**Problem requirements:**
Every entry must be repeated exactly. Exclude all pictures.

**Extracted information:**
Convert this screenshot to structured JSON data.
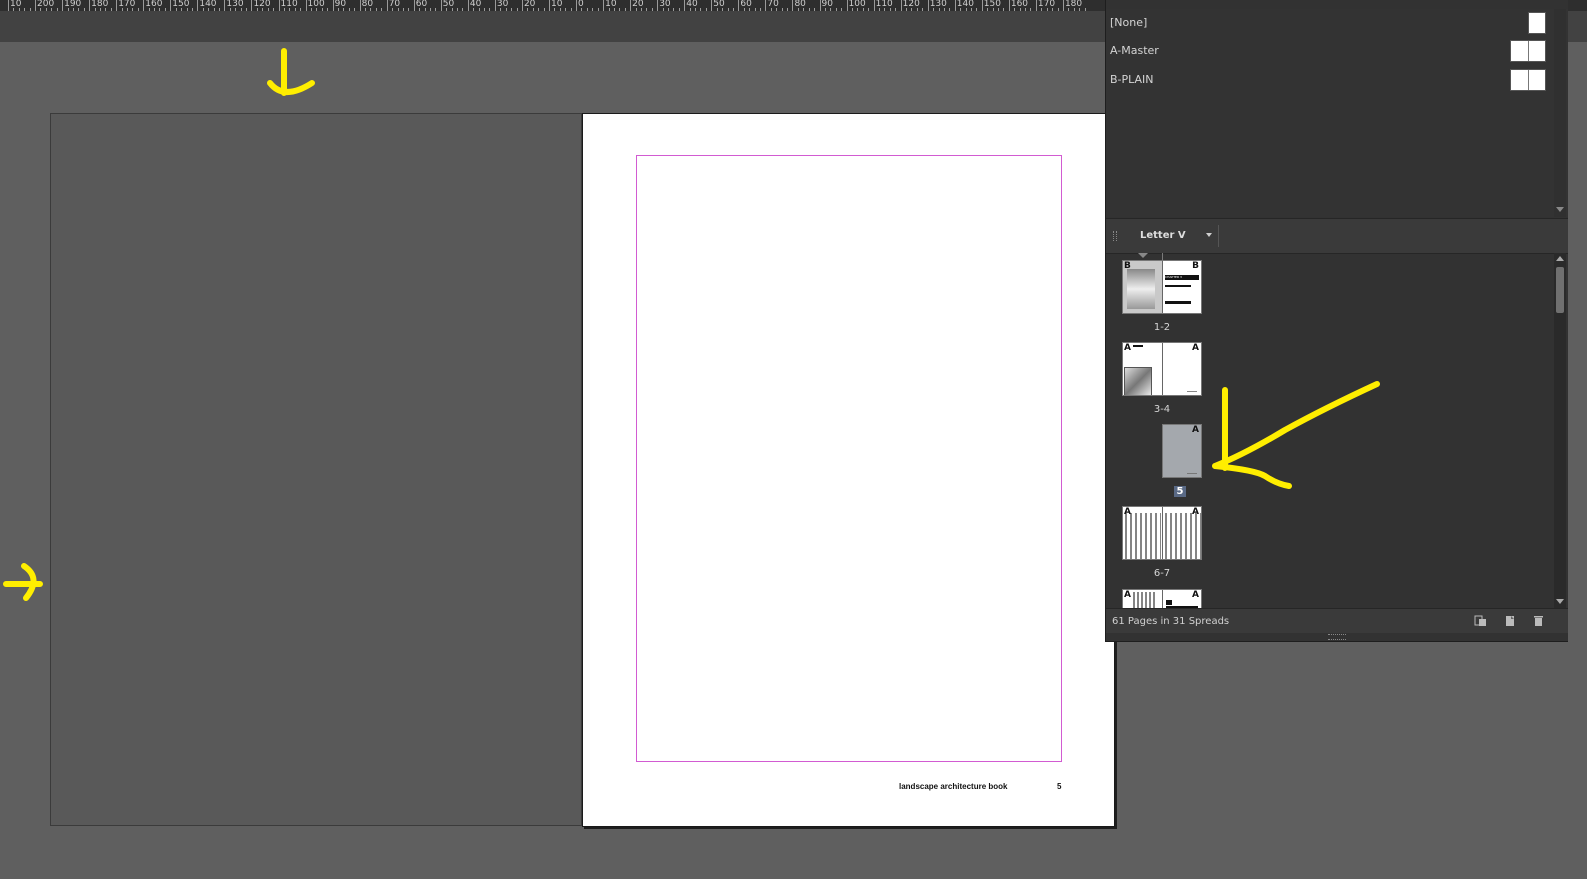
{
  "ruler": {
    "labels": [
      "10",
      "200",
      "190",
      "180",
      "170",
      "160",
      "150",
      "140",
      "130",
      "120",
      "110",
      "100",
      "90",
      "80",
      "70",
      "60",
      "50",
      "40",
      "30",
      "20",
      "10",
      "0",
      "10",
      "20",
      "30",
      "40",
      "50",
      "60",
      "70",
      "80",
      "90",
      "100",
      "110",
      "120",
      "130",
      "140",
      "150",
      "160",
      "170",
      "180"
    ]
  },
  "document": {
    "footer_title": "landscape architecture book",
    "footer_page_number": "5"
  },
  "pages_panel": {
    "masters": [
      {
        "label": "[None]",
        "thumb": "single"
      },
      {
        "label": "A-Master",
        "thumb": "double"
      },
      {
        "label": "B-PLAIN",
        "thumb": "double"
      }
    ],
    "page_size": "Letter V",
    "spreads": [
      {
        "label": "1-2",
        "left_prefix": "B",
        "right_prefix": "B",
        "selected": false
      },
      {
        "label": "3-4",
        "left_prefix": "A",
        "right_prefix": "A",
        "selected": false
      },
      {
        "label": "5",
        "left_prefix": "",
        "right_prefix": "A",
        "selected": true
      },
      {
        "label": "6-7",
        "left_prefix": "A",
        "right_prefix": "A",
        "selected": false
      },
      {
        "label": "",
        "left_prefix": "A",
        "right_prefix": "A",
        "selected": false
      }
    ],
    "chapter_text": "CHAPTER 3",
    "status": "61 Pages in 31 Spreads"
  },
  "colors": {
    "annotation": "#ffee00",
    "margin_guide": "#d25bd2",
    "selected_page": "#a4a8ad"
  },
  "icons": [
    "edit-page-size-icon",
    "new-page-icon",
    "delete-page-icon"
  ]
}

**Complete output:**
Convert this screenshot to structured JSON data.
{
  "ruler": {
    "labels": [
      "10",
      "200",
      "190",
      "180",
      "170",
      "160",
      "150",
      "140",
      "130",
      "120",
      "110",
      "100",
      "90",
      "80",
      "70",
      "60",
      "50",
      "40",
      "30",
      "20",
      "10",
      "0",
      "10",
      "20",
      "30",
      "40",
      "50",
      "60",
      "70",
      "80",
      "90",
      "100",
      "110",
      "120",
      "130",
      "140",
      "150",
      "160",
      "170",
      "180"
    ]
  },
  "document": {
    "footer_title": "landscape architecture book",
    "footer_page_number": "5"
  },
  "pages_panel": {
    "masters": [
      {
        "label": "[None]",
        "thumb": "single"
      },
      {
        "label": "A-Master",
        "thumb": "double"
      },
      {
        "label": "B-PLAIN",
        "thumb": "double"
      }
    ],
    "page_size": "Letter V",
    "spreads": [
      {
        "label": "1-2",
        "left_prefix": "B",
        "right_prefix": "B",
        "selected": false
      },
      {
        "label": "3-4",
        "left_prefix": "A",
        "right_prefix": "A",
        "selected": false
      },
      {
        "label": "5",
        "left_prefix": "",
        "right_prefix": "A",
        "selected": true
      },
      {
        "label": "6-7",
        "left_prefix": "A",
        "right_prefix": "A",
        "selected": false
      },
      {
        "label": "",
        "left_prefix": "A",
        "right_prefix": "A",
        "selected": false
      }
    ],
    "chapter_text": "CHAPTER 3",
    "status": "61 Pages in 31 Spreads"
  },
  "colors": {
    "annotation": "#ffee00",
    "margin_guide": "#d25bd2",
    "selected_page": "#a4a8ad"
  },
  "icons": [
    "edit-page-size-icon",
    "new-page-icon",
    "delete-page-icon"
  ]
}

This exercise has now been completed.